▶ _Given instruction_
Locate each line holding the string "oraz" and copy it.

►

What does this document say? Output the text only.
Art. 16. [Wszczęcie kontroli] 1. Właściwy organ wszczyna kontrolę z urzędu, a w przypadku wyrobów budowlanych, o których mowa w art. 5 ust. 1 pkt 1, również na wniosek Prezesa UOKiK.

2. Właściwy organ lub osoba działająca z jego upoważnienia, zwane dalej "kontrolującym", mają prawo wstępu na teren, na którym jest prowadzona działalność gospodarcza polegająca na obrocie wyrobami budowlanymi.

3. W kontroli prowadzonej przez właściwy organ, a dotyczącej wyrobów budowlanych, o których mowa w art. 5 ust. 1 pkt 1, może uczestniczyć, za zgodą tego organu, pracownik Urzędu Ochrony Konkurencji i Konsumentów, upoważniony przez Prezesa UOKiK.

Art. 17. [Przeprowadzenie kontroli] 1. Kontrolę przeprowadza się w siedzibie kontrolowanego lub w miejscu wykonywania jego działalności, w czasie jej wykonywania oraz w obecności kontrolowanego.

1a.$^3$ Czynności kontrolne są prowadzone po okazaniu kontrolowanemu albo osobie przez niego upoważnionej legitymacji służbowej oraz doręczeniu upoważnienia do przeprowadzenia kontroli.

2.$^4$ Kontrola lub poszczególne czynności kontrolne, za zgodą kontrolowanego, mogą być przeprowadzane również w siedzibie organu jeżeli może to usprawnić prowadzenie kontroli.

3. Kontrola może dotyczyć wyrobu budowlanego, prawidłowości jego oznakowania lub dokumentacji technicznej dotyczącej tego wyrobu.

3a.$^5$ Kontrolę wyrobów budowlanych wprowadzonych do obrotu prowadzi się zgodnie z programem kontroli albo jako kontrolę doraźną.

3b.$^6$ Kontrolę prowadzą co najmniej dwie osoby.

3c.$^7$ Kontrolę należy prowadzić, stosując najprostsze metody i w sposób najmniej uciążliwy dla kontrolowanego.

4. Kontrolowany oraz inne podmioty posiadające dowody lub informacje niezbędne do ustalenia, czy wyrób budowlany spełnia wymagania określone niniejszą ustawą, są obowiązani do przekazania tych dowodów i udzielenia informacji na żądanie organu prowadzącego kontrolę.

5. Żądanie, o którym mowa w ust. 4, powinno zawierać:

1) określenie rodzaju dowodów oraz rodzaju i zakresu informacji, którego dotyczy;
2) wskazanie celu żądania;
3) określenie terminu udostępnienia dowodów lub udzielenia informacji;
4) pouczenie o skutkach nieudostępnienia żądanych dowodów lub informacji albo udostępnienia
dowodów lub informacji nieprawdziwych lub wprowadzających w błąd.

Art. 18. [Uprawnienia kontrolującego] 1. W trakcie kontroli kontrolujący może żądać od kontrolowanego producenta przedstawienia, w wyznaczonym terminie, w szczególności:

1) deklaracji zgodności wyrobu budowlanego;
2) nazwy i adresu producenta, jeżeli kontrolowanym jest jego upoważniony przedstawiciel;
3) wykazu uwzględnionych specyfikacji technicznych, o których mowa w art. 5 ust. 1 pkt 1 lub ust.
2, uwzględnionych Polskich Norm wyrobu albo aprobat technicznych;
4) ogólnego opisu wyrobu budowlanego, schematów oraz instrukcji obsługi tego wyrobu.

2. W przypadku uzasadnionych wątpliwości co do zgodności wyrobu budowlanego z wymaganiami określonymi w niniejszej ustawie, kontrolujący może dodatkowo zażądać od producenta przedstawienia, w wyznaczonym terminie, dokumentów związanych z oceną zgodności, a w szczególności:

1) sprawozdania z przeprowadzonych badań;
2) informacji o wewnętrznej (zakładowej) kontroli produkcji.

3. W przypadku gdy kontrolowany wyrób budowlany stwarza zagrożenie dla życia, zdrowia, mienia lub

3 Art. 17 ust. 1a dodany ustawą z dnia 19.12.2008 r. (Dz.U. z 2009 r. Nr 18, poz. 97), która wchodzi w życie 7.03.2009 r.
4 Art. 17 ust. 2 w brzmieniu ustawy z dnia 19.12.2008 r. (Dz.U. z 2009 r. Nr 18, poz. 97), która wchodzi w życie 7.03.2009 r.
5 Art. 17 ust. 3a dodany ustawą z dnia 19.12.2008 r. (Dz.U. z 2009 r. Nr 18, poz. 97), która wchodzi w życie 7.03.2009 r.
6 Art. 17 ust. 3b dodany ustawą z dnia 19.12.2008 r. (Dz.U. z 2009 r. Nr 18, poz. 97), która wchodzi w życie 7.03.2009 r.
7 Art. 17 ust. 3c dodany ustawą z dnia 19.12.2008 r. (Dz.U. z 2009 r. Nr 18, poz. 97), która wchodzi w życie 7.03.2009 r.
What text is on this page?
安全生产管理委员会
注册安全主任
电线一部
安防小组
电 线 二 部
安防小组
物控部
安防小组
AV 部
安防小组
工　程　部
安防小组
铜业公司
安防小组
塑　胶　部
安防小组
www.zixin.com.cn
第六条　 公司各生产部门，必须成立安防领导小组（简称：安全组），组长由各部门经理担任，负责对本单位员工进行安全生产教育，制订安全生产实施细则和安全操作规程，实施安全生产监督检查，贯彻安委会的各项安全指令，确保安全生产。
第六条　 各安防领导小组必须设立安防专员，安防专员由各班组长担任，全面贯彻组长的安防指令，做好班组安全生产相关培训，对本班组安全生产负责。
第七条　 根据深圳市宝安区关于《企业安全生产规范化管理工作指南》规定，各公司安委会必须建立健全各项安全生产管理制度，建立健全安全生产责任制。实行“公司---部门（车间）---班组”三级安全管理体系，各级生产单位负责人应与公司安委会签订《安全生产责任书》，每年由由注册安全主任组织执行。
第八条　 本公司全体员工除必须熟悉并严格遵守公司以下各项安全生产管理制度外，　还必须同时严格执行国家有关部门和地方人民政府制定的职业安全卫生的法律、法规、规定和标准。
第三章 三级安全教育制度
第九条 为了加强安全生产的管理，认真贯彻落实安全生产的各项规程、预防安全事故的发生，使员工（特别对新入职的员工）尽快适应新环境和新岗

◄

▶ _Task answer_
Art. 17. [Przeprowadzenie kontroli] 1. Kontrolę przeprowadza się w siedzibie kontrolowanego lub w miejscu wykonywania jego działalności, w czasie jej wykonywania oraz w obecności kontrolowanego.
1a.$^3$ Czynności kontrolne są prowadzone po okazaniu kontrolowanemu albo osobie przez niego upoważnionej legitymacji służbowej oraz doręczeniu upoważnienia do przeprowadzenia kontroli.
4. Kontrolowany oraz inne podmioty posiadające dowody lub informacje niezbędne do ustalenia, czy wyrób budowlany spełnia wymagania określone niniejszą ustawą, są obowiązani do przekazania tych dowodów i udzielenia informacji na żądanie organu prowadzącego kontrolę.
1) określenie rodzaju dowodów oraz rodzaju i zakresu informacji, którego dotyczy;
4) ogólnego opisu wyrobu budowlanego, schematów oraz instrukcji obsługi tego wyrobu.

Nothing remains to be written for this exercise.